** What is asked **
Copy the records that follow exactly as written, but not their pictures.

** Provided material **
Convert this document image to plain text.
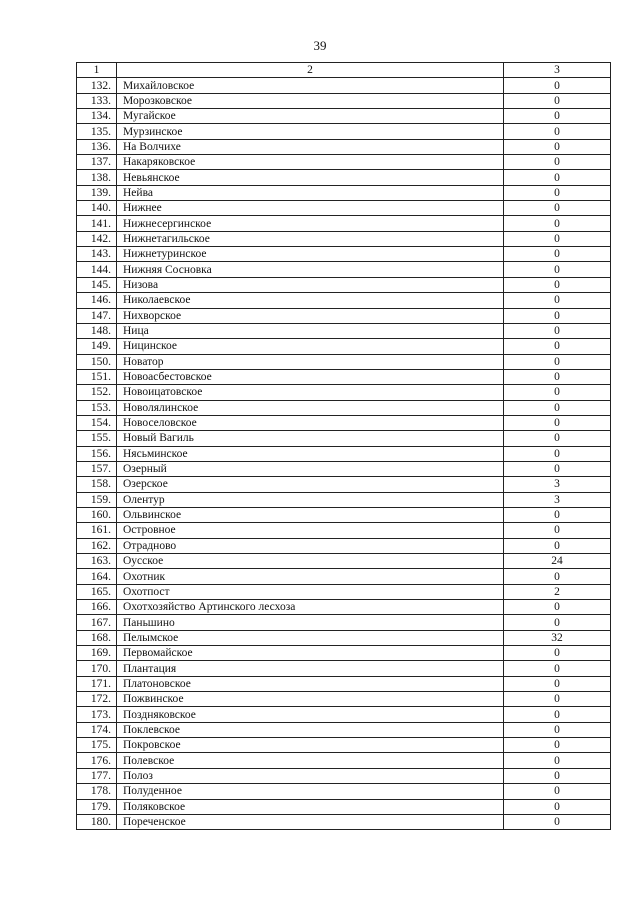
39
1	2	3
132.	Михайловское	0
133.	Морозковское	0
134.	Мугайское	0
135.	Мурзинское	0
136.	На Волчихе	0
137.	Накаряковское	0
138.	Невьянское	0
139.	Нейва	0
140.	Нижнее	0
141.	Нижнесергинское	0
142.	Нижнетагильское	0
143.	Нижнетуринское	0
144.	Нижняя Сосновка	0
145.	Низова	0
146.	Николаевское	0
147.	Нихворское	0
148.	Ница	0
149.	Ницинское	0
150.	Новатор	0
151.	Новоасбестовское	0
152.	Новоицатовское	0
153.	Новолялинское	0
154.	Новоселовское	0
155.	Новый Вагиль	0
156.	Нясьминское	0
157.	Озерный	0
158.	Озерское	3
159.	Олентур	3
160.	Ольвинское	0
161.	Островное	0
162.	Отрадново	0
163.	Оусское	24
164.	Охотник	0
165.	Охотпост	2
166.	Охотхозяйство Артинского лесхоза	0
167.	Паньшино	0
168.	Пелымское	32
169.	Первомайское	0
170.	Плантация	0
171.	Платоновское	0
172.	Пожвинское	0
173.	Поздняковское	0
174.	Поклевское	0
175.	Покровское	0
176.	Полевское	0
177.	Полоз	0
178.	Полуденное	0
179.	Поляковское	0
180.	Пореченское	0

** Solution to this exercise **
Convert this document image to plain text.
39
1	2	3
132.	Михайловское	0
133.	Морозковское	0
134.	Мугайское	0
135.	Мурзинское	0
136.	На Волчихе	0
137.	Накаряковское	0
138.	Невьянское	0
139.	Нейва	0
140.	Нижнее	0
141.	Нижнесергинское	0
142.	Нижнетагильское	0
143.	Нижнетуринское	0
144.	Нижняя Сосновка	0
145.	Низова	0
146.	Николаевское	0
147.	Нихворское	0
148.	Ница	0
149.	Ницинское	0
150.	Новатор	0
151.	Новоасбестовское	0
152.	Новоицатовское	0
153.	Новолялинское	0
154.	Новоселовское	0
155.	Новый Вагиль	0
156.	Нясьминское	0
157.	Озерный	0
158.	Озерское	3
159.	Олентур	3
160.	Ольвинское	0
161.	Островное	0
162.	Отрадново	0
163.	Оусское	24
164.	Охотник	0
165.	Охотпост	2
166.	Охотхозяйство Артинского лесхоза	0
167.	Паньшино	0
168.	Пелымское	32
169.	Первомайское	0
170.	Плантация	0
171.	Платоновское	0
172.	Пожвинское	0
173.	Поздняковское	0
174.	Поклевское	0
175.	Покровское	0
176.	Полевское	0
177.	Полоз	0
178.	Полуденное	0
179.	Поляковское	0
180.	Пореченское	0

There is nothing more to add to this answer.